#### [Task goal]
Please write out each of the records below word for word, keeping every line unchanged and in the same order.

#### [Data shown]
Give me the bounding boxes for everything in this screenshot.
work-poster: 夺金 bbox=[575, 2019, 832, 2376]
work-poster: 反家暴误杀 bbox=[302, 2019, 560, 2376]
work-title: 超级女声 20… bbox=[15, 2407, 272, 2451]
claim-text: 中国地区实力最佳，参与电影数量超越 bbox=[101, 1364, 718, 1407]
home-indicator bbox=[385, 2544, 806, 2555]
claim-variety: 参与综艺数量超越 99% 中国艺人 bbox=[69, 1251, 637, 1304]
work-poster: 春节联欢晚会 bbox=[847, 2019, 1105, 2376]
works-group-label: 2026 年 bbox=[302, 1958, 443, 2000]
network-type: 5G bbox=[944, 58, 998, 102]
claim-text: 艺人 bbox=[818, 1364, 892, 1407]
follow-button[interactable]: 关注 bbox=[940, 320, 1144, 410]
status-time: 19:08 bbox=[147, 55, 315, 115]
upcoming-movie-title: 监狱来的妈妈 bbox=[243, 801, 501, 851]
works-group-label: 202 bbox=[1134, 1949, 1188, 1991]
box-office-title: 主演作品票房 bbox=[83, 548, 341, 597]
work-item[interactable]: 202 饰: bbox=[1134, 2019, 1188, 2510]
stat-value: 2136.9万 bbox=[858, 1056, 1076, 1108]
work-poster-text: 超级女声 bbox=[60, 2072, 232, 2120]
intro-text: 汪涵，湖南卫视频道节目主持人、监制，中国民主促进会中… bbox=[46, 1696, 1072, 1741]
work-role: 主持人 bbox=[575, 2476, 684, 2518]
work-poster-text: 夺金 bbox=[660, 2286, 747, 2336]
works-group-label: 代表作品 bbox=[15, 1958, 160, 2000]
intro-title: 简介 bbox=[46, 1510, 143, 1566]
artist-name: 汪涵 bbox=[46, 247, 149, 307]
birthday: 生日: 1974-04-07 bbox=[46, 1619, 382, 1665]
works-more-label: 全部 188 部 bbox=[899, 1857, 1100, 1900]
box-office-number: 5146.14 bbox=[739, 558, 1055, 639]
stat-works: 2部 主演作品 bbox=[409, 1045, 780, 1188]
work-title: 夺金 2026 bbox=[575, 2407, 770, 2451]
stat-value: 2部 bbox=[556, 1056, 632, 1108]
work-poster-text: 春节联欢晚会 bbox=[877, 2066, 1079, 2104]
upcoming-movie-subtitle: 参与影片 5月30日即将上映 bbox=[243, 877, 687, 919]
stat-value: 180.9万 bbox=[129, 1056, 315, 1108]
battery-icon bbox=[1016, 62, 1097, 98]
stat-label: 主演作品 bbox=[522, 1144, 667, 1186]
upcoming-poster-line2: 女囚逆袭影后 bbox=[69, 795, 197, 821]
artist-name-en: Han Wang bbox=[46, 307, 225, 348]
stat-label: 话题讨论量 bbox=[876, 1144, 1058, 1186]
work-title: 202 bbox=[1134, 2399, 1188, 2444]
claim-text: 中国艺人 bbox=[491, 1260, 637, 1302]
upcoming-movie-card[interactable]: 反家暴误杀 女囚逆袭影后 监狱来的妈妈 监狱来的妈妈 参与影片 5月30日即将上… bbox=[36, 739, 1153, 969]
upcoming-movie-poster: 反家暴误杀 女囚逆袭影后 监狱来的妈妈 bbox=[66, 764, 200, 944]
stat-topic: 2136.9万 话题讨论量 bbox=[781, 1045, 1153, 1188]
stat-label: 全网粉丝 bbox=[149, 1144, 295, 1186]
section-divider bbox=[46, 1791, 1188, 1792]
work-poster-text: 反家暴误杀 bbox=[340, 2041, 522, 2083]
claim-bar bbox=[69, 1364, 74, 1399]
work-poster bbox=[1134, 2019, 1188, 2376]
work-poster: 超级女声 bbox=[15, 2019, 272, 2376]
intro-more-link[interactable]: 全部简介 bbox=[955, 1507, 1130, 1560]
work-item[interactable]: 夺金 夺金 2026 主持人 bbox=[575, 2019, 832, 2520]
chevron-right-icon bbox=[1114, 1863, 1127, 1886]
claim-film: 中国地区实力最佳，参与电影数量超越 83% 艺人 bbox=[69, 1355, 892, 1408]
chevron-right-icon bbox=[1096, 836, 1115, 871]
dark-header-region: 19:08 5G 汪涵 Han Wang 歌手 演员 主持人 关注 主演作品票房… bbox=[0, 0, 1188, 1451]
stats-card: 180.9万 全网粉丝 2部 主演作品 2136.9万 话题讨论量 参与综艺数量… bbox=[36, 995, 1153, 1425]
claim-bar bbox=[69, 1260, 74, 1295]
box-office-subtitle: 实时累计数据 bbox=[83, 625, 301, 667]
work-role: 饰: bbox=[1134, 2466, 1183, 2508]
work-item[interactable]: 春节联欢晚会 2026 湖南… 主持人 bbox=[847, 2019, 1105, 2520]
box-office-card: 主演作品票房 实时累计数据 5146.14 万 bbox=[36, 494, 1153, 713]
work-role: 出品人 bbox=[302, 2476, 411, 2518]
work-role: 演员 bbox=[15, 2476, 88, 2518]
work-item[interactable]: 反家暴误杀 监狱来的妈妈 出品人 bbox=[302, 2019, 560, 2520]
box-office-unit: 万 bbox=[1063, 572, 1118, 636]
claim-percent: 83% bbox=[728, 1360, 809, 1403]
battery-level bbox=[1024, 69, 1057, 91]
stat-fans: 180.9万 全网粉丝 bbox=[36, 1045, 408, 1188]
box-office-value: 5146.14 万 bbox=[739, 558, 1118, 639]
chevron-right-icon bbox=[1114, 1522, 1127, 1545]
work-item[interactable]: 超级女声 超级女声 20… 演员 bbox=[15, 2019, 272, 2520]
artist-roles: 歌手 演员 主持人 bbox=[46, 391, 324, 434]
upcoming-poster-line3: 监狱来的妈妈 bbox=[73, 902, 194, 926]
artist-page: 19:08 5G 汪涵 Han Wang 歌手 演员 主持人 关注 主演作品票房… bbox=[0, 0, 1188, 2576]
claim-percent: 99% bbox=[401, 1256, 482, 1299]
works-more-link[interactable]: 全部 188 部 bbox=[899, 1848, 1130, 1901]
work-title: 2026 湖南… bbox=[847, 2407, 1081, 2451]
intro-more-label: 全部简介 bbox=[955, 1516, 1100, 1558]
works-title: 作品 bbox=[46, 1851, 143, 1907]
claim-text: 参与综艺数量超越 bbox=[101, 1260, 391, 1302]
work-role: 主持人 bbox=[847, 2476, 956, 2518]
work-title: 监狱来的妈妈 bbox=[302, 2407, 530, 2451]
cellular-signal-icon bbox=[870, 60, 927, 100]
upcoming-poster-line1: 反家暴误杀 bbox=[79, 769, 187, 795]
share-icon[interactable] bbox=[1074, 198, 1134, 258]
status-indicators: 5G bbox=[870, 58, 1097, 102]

#### [In response]
Give me the bounding boxes for everything in this screenshot.
work-poster: 夺金 bbox=[575, 2019, 832, 2376]
work-poster: 反家暴误杀 bbox=[302, 2019, 560, 2376]
work-title: 超级女声 20… bbox=[15, 2407, 272, 2451]
claim-text: 中国地区实力最佳，参与电影数量超越 bbox=[101, 1364, 718, 1407]
home-indicator bbox=[385, 2544, 806, 2555]
claim-variety: 参与综艺数量超越 99% 中国艺人 bbox=[69, 1251, 637, 1304]
work-poster: 春节联欢晚会 bbox=[847, 2019, 1105, 2376]
works-group-label: 2026 年 bbox=[302, 1958, 443, 2000]
network-type: 5G bbox=[944, 58, 998, 102]
claim-text: 艺人 bbox=[818, 1364, 892, 1407]
follow-button[interactable]: 关注 bbox=[940, 320, 1144, 410]
status-time: 19:08 bbox=[147, 55, 315, 115]
upcoming-movie-title: 监狱来的妈妈 bbox=[243, 801, 501, 851]
works-group-label: 202 bbox=[1134, 1949, 1188, 1991]
box-office-title: 主演作品票房 bbox=[83, 548, 341, 597]
work-item[interactable]: 202 饰: bbox=[1134, 2019, 1188, 2510]
stat-value: 2136.9万 bbox=[858, 1056, 1076, 1108]
work-poster-text: 超级女声 bbox=[60, 2072, 232, 2120]
intro-text: 汪涵，湖南卫视频道节目主持人、监制，中国民主促进会中… bbox=[46, 1696, 1072, 1741]
work-role: 主持人 bbox=[575, 2476, 684, 2518]
work-poster-text: 夺金 bbox=[660, 2286, 747, 2336]
works-group-label: 代表作品 bbox=[15, 1958, 160, 2000]
intro-title: 简介 bbox=[46, 1510, 143, 1566]
artist-name: 汪涵 bbox=[46, 247, 149, 307]
birthday: 生日: 1974-04-07 bbox=[46, 1619, 382, 1665]
works-more-label: 全部 188 部 bbox=[899, 1857, 1100, 1900]
box-office-number: 5146.14 bbox=[739, 558, 1055, 639]
stat-works: 2部 主演作品 bbox=[409, 1045, 780, 1188]
work-title: 夺金 2026 bbox=[575, 2407, 770, 2451]
stat-value: 2部 bbox=[556, 1056, 632, 1108]
work-poster-text: 春节联欢晚会 bbox=[877, 2066, 1079, 2104]
upcoming-movie-subtitle: 参与影片 5月30日即将上映 bbox=[243, 877, 687, 919]
stat-value: 180.9万 bbox=[129, 1056, 315, 1108]
battery-icon bbox=[1016, 62, 1097, 98]
stat-label: 主演作品 bbox=[522, 1144, 667, 1186]
upcoming-poster-line2: 女囚逆袭影后 bbox=[69, 795, 197, 821]
artist-name-en: Han Wang bbox=[46, 307, 225, 348]
stat-label: 话题讨论量 bbox=[876, 1144, 1058, 1186]
work-title: 202 bbox=[1134, 2399, 1188, 2444]
claim-text: 中国艺人 bbox=[491, 1260, 637, 1302]
upcoming-movie-card[interactable]: 反家暴误杀 女囚逆袭影后 监狱来的妈妈 监狱来的妈妈 参与影片 5月30日即将上… bbox=[36, 739, 1153, 969]
upcoming-movie-poster: 反家暴误杀 女囚逆袭影后 监狱来的妈妈 bbox=[66, 764, 200, 944]
stat-topic: 2136.9万 话题讨论量 bbox=[781, 1045, 1153, 1188]
stat-label: 全网粉丝 bbox=[149, 1144, 295, 1186]
section-divider bbox=[46, 1791, 1188, 1792]
work-poster-text: 反家暴误杀 bbox=[340, 2041, 522, 2083]
claim-bar bbox=[69, 1364, 74, 1399]
work-poster bbox=[1134, 2019, 1188, 2376]
work-poster: 超级女声 bbox=[15, 2019, 272, 2376]
intro-more-link[interactable]: 全部简介 bbox=[955, 1507, 1130, 1560]
work-item[interactable]: 夺金 夺金 2026 主持人 bbox=[575, 2019, 832, 2520]
chevron-right-icon bbox=[1114, 1863, 1127, 1886]
claim-film: 中国地区实力最佳，参与电影数量超越 83% 艺人 bbox=[69, 1355, 892, 1408]
chevron-right-icon bbox=[1096, 836, 1115, 871]
dark-header-region: 19:08 5G 汪涵 Han Wang 歌手 演员 主持人 关注 主演作品票房… bbox=[0, 0, 1188, 1451]
stats-card: 180.9万 全网粉丝 2部 主演作品 2136.9万 话题讨论量 参与综艺数量… bbox=[36, 995, 1153, 1425]
claim-bar bbox=[69, 1260, 74, 1295]
box-office-subtitle: 实时累计数据 bbox=[83, 625, 301, 667]
work-role: 饰: bbox=[1134, 2466, 1183, 2508]
work-item[interactable]: 春节联欢晚会 2026 湖南… 主持人 bbox=[847, 2019, 1105, 2520]
box-office-card: 主演作品票房 实时累计数据 5146.14 万 bbox=[36, 494, 1153, 713]
work-role: 出品人 bbox=[302, 2476, 411, 2518]
work-role: 演员 bbox=[15, 2476, 88, 2518]
work-item[interactable]: 反家暴误杀 监狱来的妈妈 出品人 bbox=[302, 2019, 560, 2520]
box-office-unit: 万 bbox=[1063, 572, 1118, 636]
claim-percent: 83% bbox=[728, 1360, 809, 1403]
battery-level bbox=[1024, 69, 1057, 91]
stat-fans: 180.9万 全网粉丝 bbox=[36, 1045, 408, 1188]
box-office-value: 5146.14 万 bbox=[739, 558, 1118, 639]
chevron-right-icon bbox=[1114, 1522, 1127, 1545]
work-item[interactable]: 超级女声 超级女声 20… 演员 bbox=[15, 2019, 272, 2520]
artist-roles: 歌手 演员 主持人 bbox=[46, 391, 324, 434]
upcoming-poster-line3: 监狱来的妈妈 bbox=[73, 902, 194, 926]
artist-page: 19:08 5G 汪涵 Han Wang 歌手 演员 主持人 关注 主演作品票房… bbox=[0, 0, 1188, 2576]
claim-percent: 99% bbox=[401, 1256, 482, 1299]
works-more-link[interactable]: 全部 188 部 bbox=[899, 1848, 1130, 1901]
work-title: 2026 湖南… bbox=[847, 2407, 1081, 2451]
intro-more-label: 全部简介 bbox=[955, 1516, 1100, 1558]
works-title: 作品 bbox=[46, 1851, 143, 1907]
claim-text: 参与综艺数量超越 bbox=[101, 1260, 391, 1302]
work-role: 主持人 bbox=[847, 2476, 956, 2518]
work-title: 监狱来的妈妈 bbox=[302, 2407, 530, 2451]
cellular-signal-icon bbox=[870, 60, 927, 100]
upcoming-poster-line1: 反家暴误杀 bbox=[79, 769, 187, 795]
share-icon[interactable] bbox=[1074, 198, 1134, 258]
status-indicators: 5G bbox=[870, 58, 1097, 102]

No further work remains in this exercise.